WHAT THE TASK ASKS: Gather from the material every line that contains the string "text".

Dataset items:
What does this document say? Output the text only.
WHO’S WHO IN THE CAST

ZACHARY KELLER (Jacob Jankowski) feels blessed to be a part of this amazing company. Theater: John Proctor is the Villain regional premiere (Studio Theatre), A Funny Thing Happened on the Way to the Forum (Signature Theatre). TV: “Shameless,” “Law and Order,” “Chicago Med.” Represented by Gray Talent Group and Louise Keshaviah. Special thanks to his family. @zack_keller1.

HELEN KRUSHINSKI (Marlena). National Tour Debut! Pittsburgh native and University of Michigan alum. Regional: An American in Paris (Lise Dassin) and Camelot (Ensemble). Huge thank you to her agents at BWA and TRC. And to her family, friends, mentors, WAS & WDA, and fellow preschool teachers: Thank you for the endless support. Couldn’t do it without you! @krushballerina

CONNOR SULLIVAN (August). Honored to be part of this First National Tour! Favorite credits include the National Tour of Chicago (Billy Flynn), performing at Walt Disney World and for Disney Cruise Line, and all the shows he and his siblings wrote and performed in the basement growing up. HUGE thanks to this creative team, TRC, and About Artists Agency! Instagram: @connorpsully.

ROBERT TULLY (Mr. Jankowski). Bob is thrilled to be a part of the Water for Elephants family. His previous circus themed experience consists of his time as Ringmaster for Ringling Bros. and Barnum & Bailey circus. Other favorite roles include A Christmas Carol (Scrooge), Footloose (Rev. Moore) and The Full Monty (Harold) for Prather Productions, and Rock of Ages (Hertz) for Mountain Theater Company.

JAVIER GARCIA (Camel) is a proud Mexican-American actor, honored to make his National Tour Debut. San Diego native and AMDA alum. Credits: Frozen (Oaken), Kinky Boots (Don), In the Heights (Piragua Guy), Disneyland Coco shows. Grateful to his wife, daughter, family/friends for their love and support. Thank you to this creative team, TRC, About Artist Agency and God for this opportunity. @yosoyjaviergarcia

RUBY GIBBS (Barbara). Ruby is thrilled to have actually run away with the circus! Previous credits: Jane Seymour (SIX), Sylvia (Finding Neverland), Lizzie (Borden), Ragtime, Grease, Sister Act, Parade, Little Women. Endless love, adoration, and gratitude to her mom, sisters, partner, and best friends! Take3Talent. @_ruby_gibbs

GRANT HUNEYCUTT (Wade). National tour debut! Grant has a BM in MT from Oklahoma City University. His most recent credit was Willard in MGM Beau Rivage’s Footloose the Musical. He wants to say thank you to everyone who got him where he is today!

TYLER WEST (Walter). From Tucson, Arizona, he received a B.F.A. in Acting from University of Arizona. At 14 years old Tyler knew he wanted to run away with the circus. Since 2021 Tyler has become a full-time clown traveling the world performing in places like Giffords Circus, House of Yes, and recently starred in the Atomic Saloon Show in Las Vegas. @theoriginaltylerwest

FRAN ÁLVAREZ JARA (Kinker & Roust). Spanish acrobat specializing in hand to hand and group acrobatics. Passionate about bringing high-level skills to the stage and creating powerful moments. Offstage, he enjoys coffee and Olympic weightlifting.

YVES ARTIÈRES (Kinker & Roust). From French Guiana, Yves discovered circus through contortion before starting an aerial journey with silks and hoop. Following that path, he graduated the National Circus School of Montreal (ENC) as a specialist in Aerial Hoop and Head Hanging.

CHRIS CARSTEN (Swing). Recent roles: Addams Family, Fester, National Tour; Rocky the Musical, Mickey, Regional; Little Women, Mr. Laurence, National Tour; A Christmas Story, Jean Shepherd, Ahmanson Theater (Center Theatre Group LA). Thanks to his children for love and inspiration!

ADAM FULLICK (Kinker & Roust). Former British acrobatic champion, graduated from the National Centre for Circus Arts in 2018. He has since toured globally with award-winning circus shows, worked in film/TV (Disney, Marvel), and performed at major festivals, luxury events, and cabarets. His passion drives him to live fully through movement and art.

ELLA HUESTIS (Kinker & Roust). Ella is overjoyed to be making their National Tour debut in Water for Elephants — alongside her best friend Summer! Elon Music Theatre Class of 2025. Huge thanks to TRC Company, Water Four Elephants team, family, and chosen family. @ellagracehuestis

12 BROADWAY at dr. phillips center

--

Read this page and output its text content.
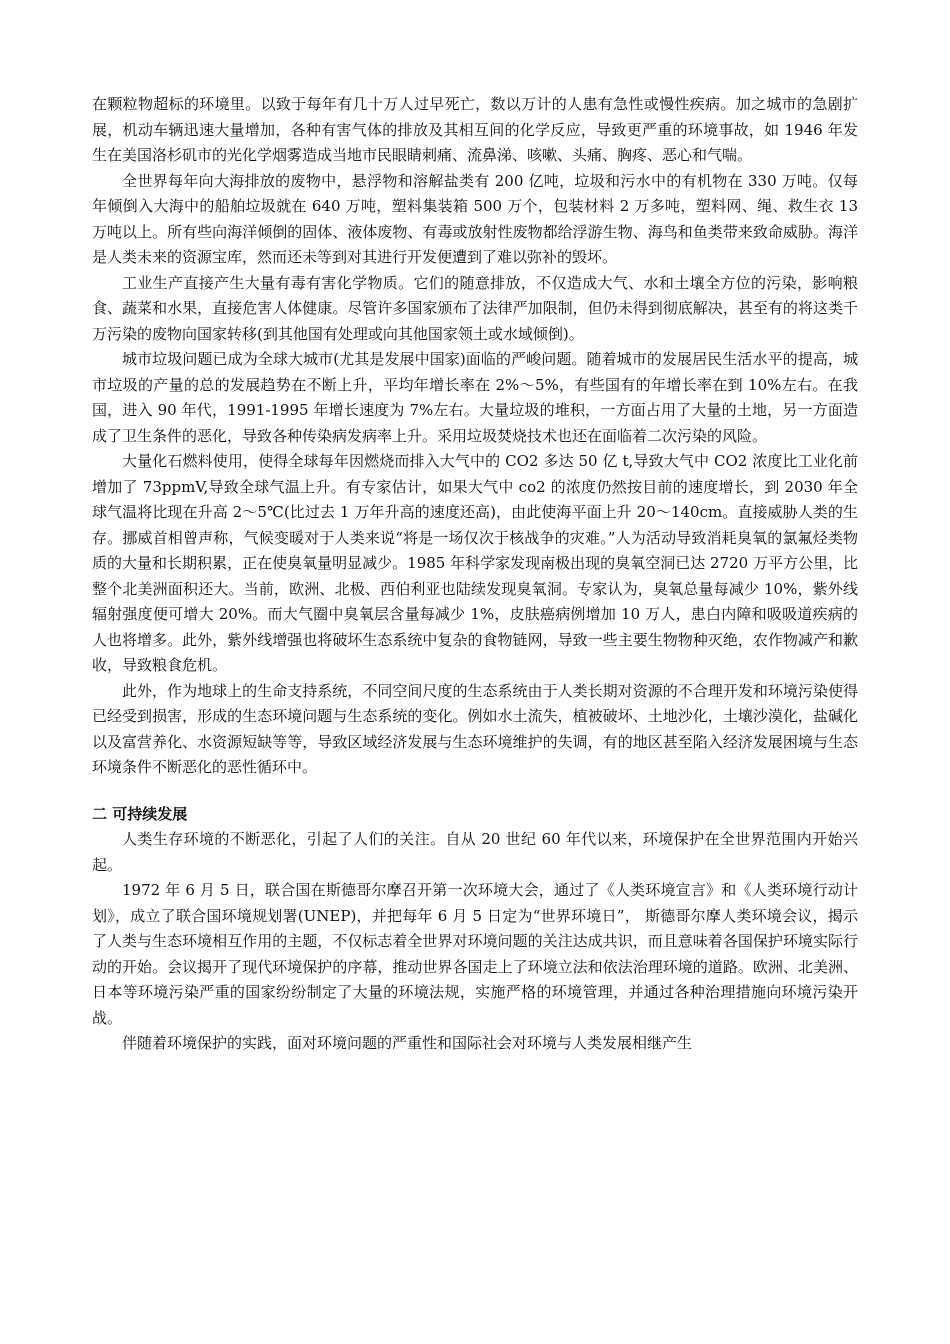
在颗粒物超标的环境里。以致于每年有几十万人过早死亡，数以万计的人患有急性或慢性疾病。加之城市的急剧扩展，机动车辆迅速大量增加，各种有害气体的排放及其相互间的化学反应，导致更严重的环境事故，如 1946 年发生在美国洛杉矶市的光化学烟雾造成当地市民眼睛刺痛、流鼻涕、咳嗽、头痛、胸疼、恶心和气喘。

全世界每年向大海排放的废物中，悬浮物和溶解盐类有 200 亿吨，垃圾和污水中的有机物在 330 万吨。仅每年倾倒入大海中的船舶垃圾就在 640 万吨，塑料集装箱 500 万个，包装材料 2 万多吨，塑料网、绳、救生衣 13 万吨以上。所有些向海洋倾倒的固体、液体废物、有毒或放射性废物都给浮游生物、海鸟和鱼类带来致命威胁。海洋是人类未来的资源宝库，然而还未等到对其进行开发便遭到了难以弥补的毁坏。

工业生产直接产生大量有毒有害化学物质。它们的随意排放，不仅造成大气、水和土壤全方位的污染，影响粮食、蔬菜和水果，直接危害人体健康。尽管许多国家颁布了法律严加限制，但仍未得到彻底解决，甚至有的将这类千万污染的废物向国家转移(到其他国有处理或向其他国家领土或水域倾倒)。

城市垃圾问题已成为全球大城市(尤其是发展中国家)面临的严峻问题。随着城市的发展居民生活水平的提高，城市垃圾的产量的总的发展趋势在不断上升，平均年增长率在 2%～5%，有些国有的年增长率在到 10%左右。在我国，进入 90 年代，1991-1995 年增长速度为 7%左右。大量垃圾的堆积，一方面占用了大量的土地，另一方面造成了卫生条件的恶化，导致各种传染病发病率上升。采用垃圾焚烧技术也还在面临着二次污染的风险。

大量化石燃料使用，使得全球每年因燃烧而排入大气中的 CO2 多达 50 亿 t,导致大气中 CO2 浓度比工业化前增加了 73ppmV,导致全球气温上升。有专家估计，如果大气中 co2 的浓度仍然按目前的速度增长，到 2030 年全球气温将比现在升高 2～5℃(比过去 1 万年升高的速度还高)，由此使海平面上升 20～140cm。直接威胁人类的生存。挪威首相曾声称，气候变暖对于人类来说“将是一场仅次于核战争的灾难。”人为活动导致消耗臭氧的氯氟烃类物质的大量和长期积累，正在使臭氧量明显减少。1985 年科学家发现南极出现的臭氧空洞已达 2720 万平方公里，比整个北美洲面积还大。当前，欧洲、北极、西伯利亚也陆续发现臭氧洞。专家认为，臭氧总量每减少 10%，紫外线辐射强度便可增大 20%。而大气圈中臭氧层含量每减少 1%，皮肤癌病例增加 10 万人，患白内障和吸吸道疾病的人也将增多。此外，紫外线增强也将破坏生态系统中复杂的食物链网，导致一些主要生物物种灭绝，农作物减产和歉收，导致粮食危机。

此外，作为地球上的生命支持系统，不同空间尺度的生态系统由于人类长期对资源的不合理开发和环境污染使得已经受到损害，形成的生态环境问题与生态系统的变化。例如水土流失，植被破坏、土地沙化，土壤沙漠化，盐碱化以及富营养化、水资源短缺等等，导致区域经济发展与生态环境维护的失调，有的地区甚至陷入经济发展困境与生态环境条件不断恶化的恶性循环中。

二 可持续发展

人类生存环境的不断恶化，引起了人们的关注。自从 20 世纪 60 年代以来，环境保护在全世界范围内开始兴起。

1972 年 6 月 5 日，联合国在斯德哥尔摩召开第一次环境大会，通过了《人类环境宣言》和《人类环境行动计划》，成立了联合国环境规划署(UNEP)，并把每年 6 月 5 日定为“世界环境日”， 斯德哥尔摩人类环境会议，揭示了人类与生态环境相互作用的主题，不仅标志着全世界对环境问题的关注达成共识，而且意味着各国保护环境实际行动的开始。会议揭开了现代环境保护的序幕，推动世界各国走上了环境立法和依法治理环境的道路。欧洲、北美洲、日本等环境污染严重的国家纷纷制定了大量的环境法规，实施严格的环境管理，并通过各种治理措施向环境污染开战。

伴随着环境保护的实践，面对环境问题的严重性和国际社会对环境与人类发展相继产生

...

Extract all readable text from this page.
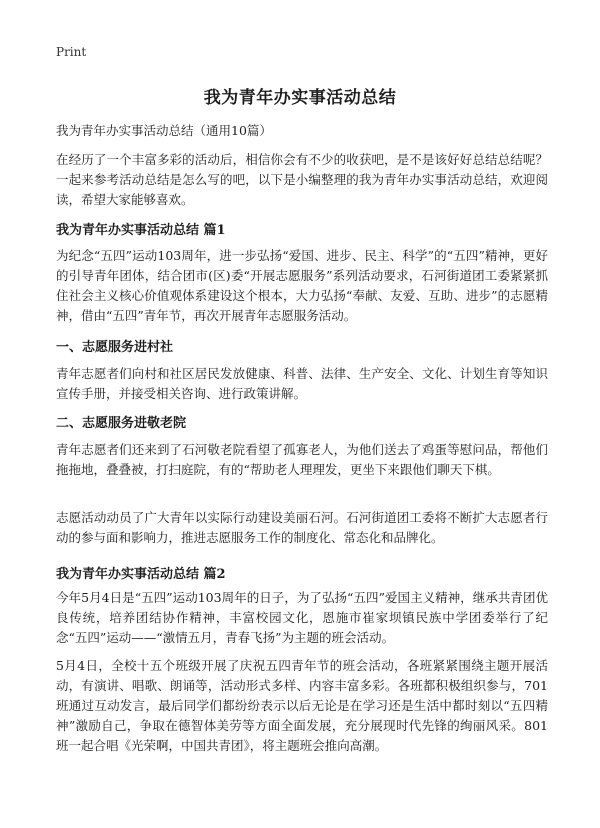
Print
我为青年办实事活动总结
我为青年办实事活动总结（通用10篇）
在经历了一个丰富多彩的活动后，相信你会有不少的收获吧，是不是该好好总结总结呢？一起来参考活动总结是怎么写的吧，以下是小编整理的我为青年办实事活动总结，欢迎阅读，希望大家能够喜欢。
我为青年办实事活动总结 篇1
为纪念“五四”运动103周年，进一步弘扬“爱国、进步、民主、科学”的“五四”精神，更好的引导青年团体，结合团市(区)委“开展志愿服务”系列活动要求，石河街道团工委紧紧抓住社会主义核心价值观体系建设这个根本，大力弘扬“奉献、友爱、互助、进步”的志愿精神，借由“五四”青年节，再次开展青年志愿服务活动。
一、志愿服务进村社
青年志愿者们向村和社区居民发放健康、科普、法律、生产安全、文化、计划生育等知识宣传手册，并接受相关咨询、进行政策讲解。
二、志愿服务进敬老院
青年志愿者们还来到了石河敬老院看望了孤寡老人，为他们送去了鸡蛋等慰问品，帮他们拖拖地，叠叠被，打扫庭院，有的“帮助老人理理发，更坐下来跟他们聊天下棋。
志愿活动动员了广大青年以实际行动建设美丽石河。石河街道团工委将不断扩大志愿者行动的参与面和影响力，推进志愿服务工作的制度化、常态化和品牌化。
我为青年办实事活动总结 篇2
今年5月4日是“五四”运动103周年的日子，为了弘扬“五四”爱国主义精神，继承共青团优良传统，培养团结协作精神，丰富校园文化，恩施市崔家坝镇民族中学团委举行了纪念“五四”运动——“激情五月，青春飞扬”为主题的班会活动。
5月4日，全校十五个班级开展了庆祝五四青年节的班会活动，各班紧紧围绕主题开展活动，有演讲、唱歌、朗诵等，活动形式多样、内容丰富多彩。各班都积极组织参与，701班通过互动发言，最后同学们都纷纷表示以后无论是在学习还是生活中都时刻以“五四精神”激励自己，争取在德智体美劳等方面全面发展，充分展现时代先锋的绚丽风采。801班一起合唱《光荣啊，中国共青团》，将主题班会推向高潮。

RESULT FOR THIS TASK:
What does this document say? Output the text only.
Read this page and output its text content.
Extract all readable text from this page.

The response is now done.